- EXCERPTED RECORDS:
========================================================================
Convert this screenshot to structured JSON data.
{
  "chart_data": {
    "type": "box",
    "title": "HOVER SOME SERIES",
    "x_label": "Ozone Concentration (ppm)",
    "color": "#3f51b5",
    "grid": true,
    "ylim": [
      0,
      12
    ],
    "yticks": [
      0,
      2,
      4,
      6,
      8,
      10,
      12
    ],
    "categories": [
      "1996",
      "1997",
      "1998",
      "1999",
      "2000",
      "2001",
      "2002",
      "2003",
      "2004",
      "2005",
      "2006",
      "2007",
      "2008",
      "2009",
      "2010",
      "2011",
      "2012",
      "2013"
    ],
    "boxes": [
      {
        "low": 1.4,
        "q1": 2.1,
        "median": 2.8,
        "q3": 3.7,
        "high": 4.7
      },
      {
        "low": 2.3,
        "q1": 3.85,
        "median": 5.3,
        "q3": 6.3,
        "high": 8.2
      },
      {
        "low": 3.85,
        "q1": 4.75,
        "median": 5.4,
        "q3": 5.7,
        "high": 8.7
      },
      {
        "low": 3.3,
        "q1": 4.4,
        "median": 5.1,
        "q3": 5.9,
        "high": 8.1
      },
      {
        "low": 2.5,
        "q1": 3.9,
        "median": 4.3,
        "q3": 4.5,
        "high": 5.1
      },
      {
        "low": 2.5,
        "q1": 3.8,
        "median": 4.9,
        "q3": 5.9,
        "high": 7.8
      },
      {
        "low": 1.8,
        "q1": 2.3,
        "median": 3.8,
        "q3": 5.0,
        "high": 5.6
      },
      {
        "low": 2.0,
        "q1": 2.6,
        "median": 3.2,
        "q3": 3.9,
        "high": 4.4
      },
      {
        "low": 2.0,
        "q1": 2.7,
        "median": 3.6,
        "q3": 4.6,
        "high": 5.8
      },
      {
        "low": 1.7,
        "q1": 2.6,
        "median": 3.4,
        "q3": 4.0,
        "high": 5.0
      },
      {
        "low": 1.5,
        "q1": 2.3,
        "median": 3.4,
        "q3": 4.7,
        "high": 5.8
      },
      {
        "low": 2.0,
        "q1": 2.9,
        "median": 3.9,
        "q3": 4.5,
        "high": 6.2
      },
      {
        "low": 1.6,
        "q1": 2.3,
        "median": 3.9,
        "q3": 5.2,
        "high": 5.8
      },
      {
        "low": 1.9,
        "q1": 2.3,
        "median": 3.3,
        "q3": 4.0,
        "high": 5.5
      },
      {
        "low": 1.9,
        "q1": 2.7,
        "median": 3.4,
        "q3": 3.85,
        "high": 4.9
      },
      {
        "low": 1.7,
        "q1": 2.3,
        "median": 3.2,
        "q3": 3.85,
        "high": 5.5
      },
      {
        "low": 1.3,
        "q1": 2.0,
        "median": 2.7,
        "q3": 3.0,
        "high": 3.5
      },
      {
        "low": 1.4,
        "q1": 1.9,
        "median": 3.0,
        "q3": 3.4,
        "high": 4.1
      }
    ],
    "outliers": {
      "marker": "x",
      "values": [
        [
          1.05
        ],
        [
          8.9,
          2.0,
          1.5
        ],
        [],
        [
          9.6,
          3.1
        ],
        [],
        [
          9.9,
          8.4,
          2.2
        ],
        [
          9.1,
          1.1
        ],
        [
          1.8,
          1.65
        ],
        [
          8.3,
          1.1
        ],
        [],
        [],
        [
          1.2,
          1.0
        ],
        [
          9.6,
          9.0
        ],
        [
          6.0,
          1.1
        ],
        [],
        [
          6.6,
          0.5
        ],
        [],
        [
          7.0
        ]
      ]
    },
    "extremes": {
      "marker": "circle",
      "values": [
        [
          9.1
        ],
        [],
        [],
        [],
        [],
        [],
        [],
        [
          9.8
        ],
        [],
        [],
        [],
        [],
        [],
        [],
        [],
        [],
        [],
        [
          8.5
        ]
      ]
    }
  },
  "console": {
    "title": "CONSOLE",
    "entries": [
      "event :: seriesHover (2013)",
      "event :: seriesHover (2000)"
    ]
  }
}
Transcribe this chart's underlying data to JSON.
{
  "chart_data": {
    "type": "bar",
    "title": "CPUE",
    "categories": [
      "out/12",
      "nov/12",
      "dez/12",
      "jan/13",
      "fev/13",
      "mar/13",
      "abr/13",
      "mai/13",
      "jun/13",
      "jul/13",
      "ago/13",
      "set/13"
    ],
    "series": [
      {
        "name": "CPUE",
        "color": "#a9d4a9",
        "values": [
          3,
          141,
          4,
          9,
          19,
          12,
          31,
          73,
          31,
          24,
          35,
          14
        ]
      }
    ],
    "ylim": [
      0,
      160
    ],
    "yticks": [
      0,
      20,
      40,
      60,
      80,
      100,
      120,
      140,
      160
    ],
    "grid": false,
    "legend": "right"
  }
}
========================================================================
- AIM OF THE EXERCISE: Give the material above again, word for word.

- ANSWER FOR THE TASK:
Convert this screenshot to structured JSON data.
{
  "chart_data": {
    "type": "box",
    "title": "HOVER SOME SERIES",
    "x_label": "Ozone Concentration (ppm)",
    "color": "#3f51b5",
    "grid": true,
    "ylim": [
      0,
      12
    ],
    "yticks": [
      0,
      2,
      4,
      6,
      8,
      10,
      12
    ],
    "categories": [
      "1996",
      "1997",
      "1998",
      "1999",
      "2000",
      "2001",
      "2002",
      "2003",
      "2004",
      "2005",
      "2006",
      "2007",
      "2008",
      "2009",
      "2010",
      "2011",
      "2012",
      "2013"
    ],
    "boxes": [
      {
        "low": 1.4,
        "q1": 2.1,
        "median": 2.8,
        "q3": 3.7,
        "high": 4.7
      },
      {
        "low": 2.3,
        "q1": 3.85,
        "median": 5.3,
        "q3": 6.3,
        "high": 8.2
      },
      {
        "low": 3.85,
        "q1": 4.75,
        "median": 5.4,
        "q3": 5.7,
        "high": 8.7
      },
      {
        "low": 3.3,
        "q1": 4.4,
        "median": 5.1,
        "q3": 5.9,
        "high": 8.1
      },
      {
        "low": 2.5,
        "q1": 3.9,
        "median": 4.3,
        "q3": 4.5,
        "high": 5.1
      },
      {
        "low": 2.5,
        "q1": 3.8,
        "median": 4.9,
        "q3": 5.9,
        "high": 7.8
      },
      {
        "low": 1.8,
        "q1": 2.3,
        "median": 3.8,
        "q3": 5.0,
        "high": 5.6
      },
      {
        "low": 2.0,
        "q1": 2.6,
        "median": 3.2,
        "q3": 3.9,
        "high": 4.4
      },
      {
        "low": 2.0,
        "q1": 2.7,
        "median": 3.6,
        "q3": 4.6,
        "high": 5.8
      },
      {
        "low": 1.7,
        "q1": 2.6,
        "median": 3.4,
        "q3": 4.0,
        "high": 5.0
      },
      {
        "low": 1.5,
        "q1": 2.3,
        "median": 3.4,
        "q3": 4.7,
        "high": 5.8
      },
      {
        "low": 2.0,
        "q1": 2.9,
        "median": 3.9,
        "q3": 4.5,
        "high": 6.2
      },
      {
        "low": 1.6,
        "q1": 2.3,
        "median": 3.9,
        "q3": 5.2,
        "high": 5.8
      },
      {
        "low": 1.9,
        "q1": 2.3,
        "median": 3.3,
        "q3": 4.0,
        "high": 5.5
      },
      {
        "low": 1.9,
        "q1": 2.7,
        "median": 3.4,
        "q3": 3.85,
        "high": 4.9
      },
      {
        "low": 1.7,
        "q1": 2.3,
        "median": 3.2,
        "q3": 3.85,
        "high": 5.5
      },
      {
        "low": 1.3,
        "q1": 2.0,
        "median": 2.7,
        "q3": 3.0,
        "high": 3.5
      },
      {
        "low": 1.4,
        "q1": 1.9,
        "median": 3.0,
        "q3": 3.4,
        "high": 4.1
      }
    ],
    "outliers": {
      "marker": "x",
      "values": [
        [
          1.05
        ],
        [
          8.9,
          2.0,
          1.5
        ],
        [],
        [
          9.6,
          3.1
        ],
        [],
        [
          9.9,
          8.4,
          2.2
        ],
        [
          9.1,
          1.1
        ],
        [
          1.8,
          1.65
        ],
        [
          8.3,
          1.1
        ],
        [],
        [],
        [
          1.2,
          1.0
        ],
        [
          9.6,
          9.0
        ],
        [
          6.0,
          1.1
        ],
        [],
        [
          6.6,
          0.5
        ],
        [],
        [
          7.0
        ]
      ]
    },
    "extremes": {
      "marker": "circle",
      "values": [
        [
          9.1
        ],
        [],
        [],
        [],
        [],
        [],
        [],
        [
          9.8
        ],
        [],
        [],
        [],
        [],
        [],
        [],
        [],
        [],
        [],
        [
          8.5
        ]
      ]
    }
  },
  "console": {
    "title": "CONSOLE",
    "entries": [
      "event :: seriesHover (2013)",
      "event :: seriesHover (2000)"
    ]
  }
}
Transcribe this chart's underlying data to JSON.
{
  "chart_data": {
    "type": "bar",
    "title": "CPUE",
    "categories": [
      "out/12",
      "nov/12",
      "dez/12",
      "jan/13",
      "fev/13",
      "mar/13",
      "abr/13",
      "mai/13",
      "jun/13",
      "jul/13",
      "ago/13",
      "set/13"
    ],
    "series": [
      {
        "name": "CPUE",
        "color": "#a9d4a9",
        "values": [
          3,
          141,
          4,
          9,
          19,
          12,
          31,
          73,
          31,
          24,
          35,
          14
        ]
      }
    ],
    "ylim": [
      0,
      160
    ],
    "yticks": [
      0,
      20,
      40,
      60,
      80,
      100,
      120,
      140,
      160
    ],
    "grid": false,
    "legend": "right"
  }
}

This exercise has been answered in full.